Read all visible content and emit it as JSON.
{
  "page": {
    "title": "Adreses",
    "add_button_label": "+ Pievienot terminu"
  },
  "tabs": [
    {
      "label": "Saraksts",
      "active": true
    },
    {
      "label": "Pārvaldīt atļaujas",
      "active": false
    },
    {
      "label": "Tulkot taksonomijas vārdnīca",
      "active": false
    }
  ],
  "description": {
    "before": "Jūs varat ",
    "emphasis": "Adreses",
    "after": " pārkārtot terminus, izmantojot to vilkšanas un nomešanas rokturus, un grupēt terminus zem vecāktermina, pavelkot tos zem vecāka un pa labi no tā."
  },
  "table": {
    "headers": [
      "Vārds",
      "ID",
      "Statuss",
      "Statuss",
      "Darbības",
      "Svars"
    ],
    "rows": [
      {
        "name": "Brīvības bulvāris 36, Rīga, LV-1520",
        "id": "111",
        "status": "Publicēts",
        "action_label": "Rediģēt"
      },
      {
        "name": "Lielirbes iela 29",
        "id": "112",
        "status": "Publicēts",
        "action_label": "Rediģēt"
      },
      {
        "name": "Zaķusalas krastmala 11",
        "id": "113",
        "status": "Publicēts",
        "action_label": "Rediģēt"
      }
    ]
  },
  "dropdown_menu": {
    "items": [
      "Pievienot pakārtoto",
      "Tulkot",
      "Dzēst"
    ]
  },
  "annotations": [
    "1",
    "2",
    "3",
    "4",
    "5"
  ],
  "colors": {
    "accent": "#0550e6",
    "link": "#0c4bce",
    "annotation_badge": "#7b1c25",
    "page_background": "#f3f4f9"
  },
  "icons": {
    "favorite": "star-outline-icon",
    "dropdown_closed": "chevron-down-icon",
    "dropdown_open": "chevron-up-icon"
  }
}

= = = =

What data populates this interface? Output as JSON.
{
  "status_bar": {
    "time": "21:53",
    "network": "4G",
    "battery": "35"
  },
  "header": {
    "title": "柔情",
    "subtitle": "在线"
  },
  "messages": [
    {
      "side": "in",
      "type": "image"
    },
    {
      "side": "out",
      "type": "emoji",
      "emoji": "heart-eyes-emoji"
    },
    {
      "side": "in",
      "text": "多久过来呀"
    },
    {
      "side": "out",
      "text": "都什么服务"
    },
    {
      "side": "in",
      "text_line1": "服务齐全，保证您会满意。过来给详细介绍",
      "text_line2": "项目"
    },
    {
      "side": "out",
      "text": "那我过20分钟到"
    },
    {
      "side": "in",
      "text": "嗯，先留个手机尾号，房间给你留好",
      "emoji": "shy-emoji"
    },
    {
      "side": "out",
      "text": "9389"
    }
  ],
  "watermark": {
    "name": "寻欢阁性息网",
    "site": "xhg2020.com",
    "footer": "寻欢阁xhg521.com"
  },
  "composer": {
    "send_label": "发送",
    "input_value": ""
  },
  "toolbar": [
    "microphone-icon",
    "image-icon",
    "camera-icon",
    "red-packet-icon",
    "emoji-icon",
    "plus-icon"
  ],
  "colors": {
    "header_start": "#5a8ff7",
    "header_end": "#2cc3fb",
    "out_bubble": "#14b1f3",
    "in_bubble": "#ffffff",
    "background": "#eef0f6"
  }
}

= = = =

EXERCISE PROMPT: Wherever "name" shows up in a line, copy that line.

EXERCISE SOLUTION:
        "name": "Brīvības bulvāris 36, Rīga, LV-1520",
        "name": "Lielirbes iela 29",
        "name": "Zaķusalas krastmala 11",
    "name": "寻欢阁性息网",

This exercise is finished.